═══ Record list
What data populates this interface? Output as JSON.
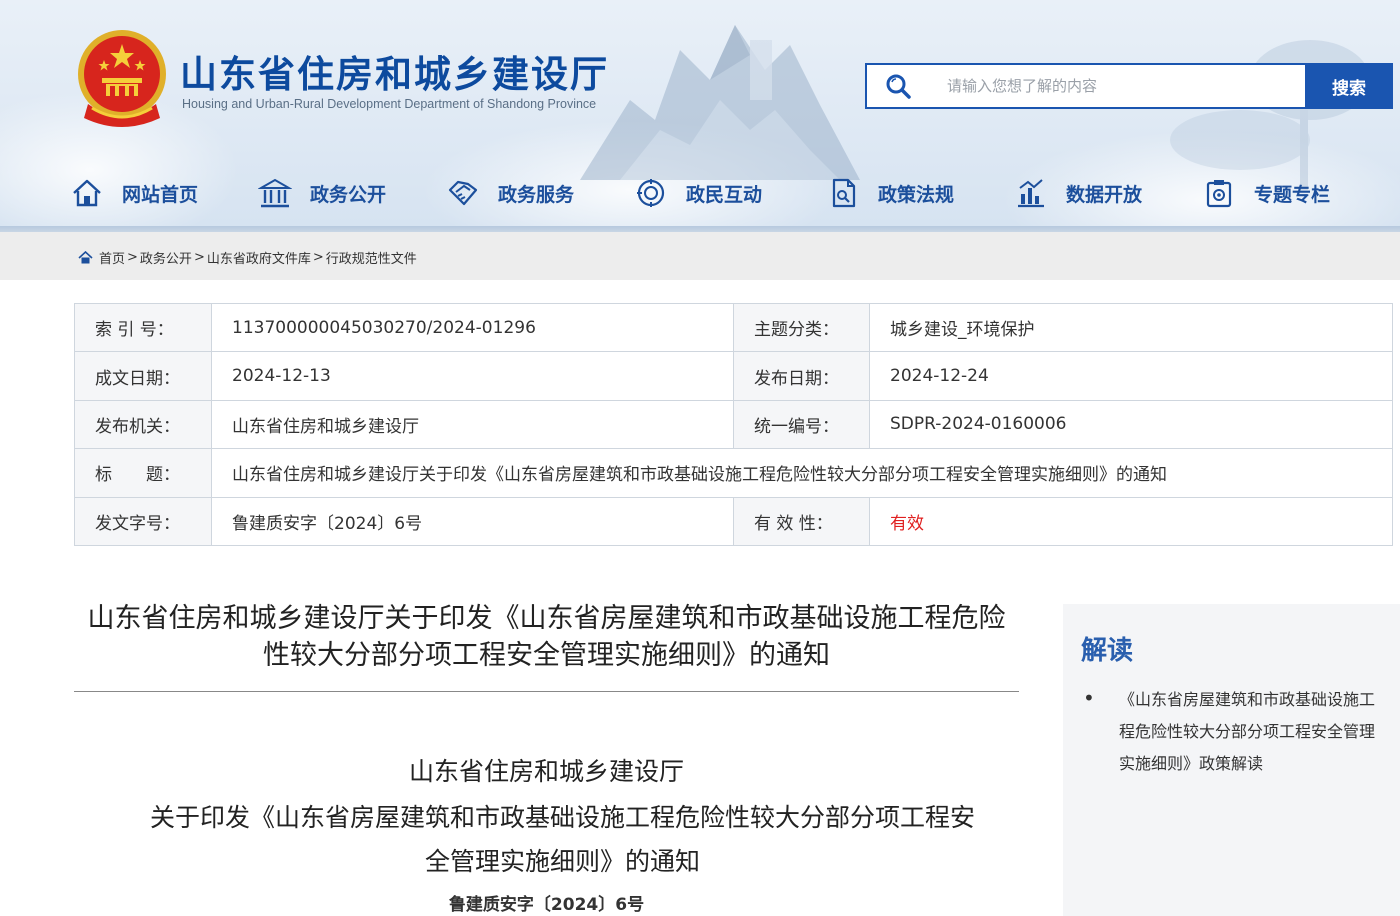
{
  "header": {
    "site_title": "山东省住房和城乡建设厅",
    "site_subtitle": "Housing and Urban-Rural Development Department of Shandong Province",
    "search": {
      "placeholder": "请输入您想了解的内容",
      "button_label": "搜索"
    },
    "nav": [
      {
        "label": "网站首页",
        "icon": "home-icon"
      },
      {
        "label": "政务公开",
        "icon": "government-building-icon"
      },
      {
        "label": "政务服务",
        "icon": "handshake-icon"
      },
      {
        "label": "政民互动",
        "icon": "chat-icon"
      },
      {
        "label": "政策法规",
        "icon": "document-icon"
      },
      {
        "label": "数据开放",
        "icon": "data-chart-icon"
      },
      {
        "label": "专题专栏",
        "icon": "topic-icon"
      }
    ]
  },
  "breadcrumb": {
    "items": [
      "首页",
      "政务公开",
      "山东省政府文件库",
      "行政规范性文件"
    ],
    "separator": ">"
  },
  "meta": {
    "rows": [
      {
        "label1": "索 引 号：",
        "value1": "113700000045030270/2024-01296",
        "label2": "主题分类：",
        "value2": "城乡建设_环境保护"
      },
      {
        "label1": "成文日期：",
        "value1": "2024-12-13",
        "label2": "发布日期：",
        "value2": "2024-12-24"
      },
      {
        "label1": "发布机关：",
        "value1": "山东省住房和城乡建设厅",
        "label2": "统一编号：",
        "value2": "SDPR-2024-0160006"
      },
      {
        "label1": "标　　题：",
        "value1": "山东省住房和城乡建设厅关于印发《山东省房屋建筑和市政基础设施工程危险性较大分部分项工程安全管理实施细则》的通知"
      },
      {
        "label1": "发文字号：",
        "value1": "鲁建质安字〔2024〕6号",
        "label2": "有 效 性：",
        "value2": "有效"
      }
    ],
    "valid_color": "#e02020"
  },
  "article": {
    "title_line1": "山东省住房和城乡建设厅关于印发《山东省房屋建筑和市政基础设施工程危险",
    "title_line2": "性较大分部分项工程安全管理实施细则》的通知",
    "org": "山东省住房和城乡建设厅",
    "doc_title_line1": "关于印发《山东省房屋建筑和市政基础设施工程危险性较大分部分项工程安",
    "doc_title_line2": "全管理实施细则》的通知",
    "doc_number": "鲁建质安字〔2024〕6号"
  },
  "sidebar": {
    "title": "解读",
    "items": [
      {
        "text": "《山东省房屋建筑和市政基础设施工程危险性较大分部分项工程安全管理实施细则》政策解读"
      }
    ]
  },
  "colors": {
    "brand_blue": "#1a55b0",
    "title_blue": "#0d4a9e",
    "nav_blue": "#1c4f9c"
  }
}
══════
═══ Record list
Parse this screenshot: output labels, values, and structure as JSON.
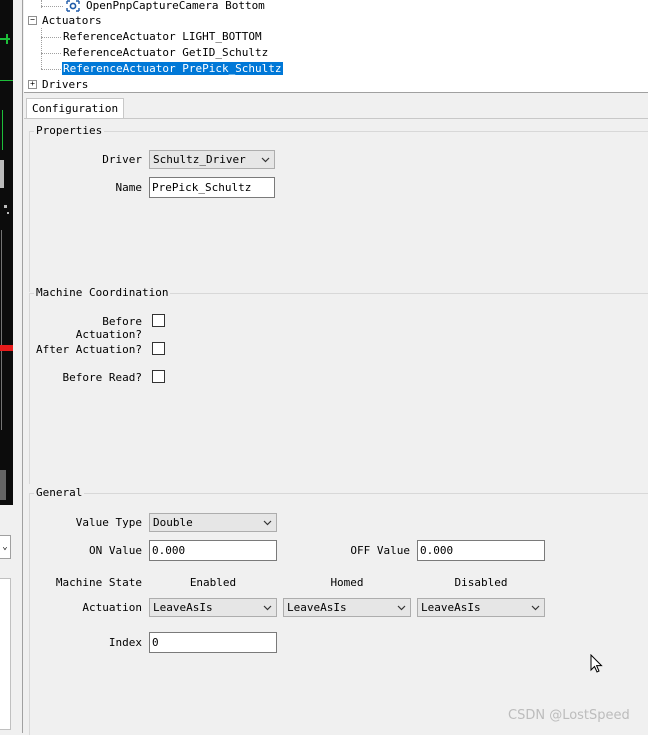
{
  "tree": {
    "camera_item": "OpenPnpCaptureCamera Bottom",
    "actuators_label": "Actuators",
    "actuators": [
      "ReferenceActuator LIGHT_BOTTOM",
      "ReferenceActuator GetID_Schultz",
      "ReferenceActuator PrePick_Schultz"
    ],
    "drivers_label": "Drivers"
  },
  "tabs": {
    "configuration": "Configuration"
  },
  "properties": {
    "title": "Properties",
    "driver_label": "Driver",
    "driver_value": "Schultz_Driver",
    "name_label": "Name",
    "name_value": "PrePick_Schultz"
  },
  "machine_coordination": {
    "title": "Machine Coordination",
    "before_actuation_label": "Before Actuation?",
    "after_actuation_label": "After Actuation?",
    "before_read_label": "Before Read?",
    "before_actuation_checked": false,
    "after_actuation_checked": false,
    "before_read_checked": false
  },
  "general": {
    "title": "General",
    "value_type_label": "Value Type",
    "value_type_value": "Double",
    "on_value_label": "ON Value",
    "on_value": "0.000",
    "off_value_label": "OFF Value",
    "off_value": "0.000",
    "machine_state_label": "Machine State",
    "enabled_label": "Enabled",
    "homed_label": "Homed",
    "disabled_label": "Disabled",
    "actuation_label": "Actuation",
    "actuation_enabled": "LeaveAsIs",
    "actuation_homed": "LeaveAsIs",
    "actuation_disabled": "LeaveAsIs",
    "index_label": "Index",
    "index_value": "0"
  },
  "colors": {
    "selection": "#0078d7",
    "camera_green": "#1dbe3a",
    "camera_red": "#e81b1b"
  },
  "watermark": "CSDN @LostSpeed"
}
══════
Go through the records and copy each line with "icon" in it.

#### Solution for this task:
        "icon": "home-icon"
        "icon": "government-building-icon"
        "icon": "handshake-icon"
        "icon": "chat-icon"
        "icon": "document-icon"
        "icon": "data-chart-icon"
        "icon": "topic-icon"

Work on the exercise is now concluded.